1	$ vim /usr/local/Cellar/hadoop/2.7.3/libexec/etc/hadoop/core-site.xml

找到这一行：

1	<!-- Put site-specific property overrides in this file. -->

复制粘贴在那一行下面：

<configuration>  
<property>
     <name>hadoop.tmp.dir</name>
     <value>/usr/local/Cellar/hadoop/hdfs/tmp</value>
     <description>A base for other temporary directories.</description>
  </property>
  <property>
     <name>fs.default.name</name>                                     
     <value>hdfs://localhost:9000</value>                             
  </property>
</configuration>

保存退出

编辑mapred-site.xml

1	$ vim /usr/local/Cellar/hadoop/2.7.3/libexec/etc/hadoop/mapred-site.xml

进入之后默认是空白的，粘贴：

<configuration>
<property>
<name>mapred.job.tracker</name>
<value>localhost:9010</value>
</property>
</configuration>

编辑hdfs-site.xml

1	$ vim /usr/local/Cellar/hadoop/2.7.3/libexec/etc/hadoop/hdfs-site.xml

找到这一行：

1	<!-- Put site-specific property overrides in this file. -->

粘贴：

<configuration>
<property>
<name>dfs.replication</name>
<value>1</value>
</property>
</configuration>

添加环境变量

1	$ vim ~/.profile

粘贴：

1
2
3

alias hstart="/usr/local/Cellar/hadoop/2.7.3/sbin/startdfs.sh;/usr/local/Cellar/hadoop/2.7.3/sbin/start-yarn.sh"

alias hstop="/usr/local/Cellar/hadoop/2.7.3/sbin/stopyarn.sh;/usr/local/Cellar/hadoop/2.7.3/sbin/stop-dfs.sh"

然后加载源：

1	$ source ~/.profile

验证分布式系统配置

1	$ hdfs namenode -format

如果这一步有**[Fatal Error]**，比如：

1
2
3

[Fatal Error] mapred-site.xml:6:17: Content is not allowed in trailing section.
17/04/06 11:38:18 FATAL conf.Configuration: error parsing conf mapred-site.xml
org.xml.sax.SAXParseException; systemId: file:/usr/local/Cellar/hadoop/2.7.3/libexec/etc/hadoop/mapred-site.xml; lineNumber: 6; columnNumber: 17; Content is not allowed in trailing section.

说明前面的配置文件中，这个mapred-site.xml复制得不对，一般的原因是：复制不完整，或者复制错误，或多／少了”<”,”>”符号之类的问题。重新vim一下，检查文件的syntax，修正即可。

如果系统是64bit的，还有可能看到这个warning：

1	17/04/06 20:49:55 WARN util.NativeCodeLoader: Unable to load native-hadoop library for your platform... using builtin-java classes where applicable

这是因为原始的Hadoop库$HADOOP_HOME/lib/native/libhadoop.so.1.0.0是在32位的系统上编译的，所以在64位系统上会出现该提示。但是该提示不影响Hadoop的使用。

本地主机SSH

如果原本有ssh的，就不用再生成了。（配置过github的很有可能生成过ssh）

检查方式：

1 2	$ ~/.ssh/ $ ls

如果有：

1	id_rsa id_rsa.pub

即说明有，就可以不用生成ssh啦～

如果没有，生成一个：（这个是免密的模式，如果原有ssh是加密的，则在登录时需要输入密码）

1	$ ssh-keygen -t rsa

如果本来是免密的，但是某一天让你输入密码了，则是权限出了问题，修改权限如下：

1
2
3

$ chmod go-w ~/        
$ chmod 700 ~/.ssh       
$ chmod 600 ~/.ssh/authorized_keys

允许远程登录

在“系统偏好”-> “分享” -> 打勾“远程登录”
◇ ◇ ◇ ◇ ◇ ◇ ◇
» **待办任务**
A) 根据这篇Hadoop配置教程，64位系统上为什么会出现那条无法加载native-hadoop库的warning？
B) 判断下列说法是否符合这篇Hadoop配置教程，并引用原文中起决定作用的字句：(i) 用vim打开mapred-site.xml后，文件默认是空白的；(ii) 64位系统上出现的那条warning会影响Hadoop的使用；(iii) 如果原本已有ssh，仍需重新生成。

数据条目
◇ ◇ ◇ ◇ ◇ ◇ ◇
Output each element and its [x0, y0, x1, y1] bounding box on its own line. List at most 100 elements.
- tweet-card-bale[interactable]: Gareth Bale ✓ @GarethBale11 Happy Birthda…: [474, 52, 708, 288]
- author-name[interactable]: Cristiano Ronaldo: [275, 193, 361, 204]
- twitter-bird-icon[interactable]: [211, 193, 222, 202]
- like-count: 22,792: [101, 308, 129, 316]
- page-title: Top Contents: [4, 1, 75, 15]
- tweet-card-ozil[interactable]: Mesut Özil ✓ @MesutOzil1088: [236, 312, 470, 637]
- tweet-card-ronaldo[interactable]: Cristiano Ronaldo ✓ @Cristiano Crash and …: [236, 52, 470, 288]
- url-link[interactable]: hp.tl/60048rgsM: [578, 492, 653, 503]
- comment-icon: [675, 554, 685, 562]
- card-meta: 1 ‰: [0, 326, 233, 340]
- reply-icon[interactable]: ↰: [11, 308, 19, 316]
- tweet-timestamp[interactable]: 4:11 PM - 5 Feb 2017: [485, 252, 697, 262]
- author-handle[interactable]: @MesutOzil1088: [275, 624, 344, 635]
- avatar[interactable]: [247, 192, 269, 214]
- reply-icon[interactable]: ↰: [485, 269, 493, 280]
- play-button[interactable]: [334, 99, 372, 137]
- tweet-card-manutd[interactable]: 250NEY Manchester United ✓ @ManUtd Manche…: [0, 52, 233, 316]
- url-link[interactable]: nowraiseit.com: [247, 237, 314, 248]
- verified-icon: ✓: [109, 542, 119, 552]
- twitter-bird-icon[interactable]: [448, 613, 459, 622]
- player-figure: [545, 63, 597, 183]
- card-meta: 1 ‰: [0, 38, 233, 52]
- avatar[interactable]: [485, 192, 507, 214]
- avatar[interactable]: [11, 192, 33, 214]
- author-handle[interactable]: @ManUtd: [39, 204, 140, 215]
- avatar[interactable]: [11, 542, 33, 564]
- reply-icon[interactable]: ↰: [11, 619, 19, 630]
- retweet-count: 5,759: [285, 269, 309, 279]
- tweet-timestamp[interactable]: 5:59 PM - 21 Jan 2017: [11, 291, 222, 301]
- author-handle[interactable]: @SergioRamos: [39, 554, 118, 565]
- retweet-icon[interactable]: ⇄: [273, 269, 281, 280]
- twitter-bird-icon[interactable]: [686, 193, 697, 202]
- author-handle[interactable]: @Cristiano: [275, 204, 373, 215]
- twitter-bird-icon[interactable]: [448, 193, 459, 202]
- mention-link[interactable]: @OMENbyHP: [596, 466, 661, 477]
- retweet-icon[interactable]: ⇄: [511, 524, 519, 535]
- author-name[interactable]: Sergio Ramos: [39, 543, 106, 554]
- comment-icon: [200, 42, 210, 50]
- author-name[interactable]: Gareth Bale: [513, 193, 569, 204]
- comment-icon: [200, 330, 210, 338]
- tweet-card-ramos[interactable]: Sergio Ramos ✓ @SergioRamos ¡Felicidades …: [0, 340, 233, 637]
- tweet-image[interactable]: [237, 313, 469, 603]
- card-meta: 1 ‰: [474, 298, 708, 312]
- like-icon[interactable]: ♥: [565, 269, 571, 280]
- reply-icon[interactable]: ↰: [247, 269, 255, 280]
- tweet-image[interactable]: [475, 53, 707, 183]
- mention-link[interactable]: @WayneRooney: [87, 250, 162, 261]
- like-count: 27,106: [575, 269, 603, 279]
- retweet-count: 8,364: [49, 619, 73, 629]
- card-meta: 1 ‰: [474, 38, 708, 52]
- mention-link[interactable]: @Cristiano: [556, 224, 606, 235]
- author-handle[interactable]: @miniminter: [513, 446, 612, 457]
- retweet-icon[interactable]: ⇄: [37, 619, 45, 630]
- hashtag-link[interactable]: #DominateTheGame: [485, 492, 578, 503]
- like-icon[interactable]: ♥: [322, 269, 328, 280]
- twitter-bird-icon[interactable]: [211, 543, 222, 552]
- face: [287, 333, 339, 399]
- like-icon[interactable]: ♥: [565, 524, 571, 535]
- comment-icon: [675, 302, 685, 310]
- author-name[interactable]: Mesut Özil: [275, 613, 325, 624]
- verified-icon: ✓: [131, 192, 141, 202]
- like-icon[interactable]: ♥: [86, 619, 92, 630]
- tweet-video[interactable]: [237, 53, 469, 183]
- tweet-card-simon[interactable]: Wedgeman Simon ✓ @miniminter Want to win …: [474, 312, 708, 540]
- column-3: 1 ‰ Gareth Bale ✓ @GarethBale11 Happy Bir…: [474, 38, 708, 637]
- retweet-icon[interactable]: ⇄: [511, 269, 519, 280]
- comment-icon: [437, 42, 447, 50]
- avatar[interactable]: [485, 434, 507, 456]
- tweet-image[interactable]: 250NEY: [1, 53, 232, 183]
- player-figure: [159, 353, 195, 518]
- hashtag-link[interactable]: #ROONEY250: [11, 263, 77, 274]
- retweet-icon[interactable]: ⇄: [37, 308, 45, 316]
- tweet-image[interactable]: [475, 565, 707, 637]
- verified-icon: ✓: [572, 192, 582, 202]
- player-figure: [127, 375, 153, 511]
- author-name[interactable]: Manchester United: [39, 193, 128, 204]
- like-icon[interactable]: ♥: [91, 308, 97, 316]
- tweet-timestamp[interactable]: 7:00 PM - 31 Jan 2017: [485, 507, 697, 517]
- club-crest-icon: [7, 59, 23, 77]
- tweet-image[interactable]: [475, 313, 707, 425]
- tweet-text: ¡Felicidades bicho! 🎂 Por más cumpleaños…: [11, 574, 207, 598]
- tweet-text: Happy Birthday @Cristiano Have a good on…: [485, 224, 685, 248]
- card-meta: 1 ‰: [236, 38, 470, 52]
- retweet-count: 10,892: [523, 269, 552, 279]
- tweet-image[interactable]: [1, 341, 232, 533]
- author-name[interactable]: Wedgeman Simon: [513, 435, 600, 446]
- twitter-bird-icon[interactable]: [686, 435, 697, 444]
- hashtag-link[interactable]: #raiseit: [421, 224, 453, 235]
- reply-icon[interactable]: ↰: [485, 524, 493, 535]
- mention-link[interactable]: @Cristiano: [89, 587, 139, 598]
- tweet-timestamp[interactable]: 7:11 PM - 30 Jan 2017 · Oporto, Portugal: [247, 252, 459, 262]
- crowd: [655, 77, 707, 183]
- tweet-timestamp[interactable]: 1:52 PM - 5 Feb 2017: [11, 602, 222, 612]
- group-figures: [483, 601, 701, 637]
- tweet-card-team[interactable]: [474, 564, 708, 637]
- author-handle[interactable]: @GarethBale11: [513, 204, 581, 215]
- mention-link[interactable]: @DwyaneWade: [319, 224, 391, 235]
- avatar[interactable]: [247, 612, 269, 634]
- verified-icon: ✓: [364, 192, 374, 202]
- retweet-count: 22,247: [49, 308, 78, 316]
◇ ◇ ◇ ◇ ◇ ◇ ◇
» **任务结果**
A) 因为原始的Hadoop库$HADOOP_HOME/lib/native/libhadoop.so.1.0.0是在32位的系统上编译的。

B)
(i) 是：“进入之后默认是空白的”
(ii) 否：“但是该提示不影响Hadoop的使用。”
(iii) 否：“如果原本有ssh的，就不用再生成了。”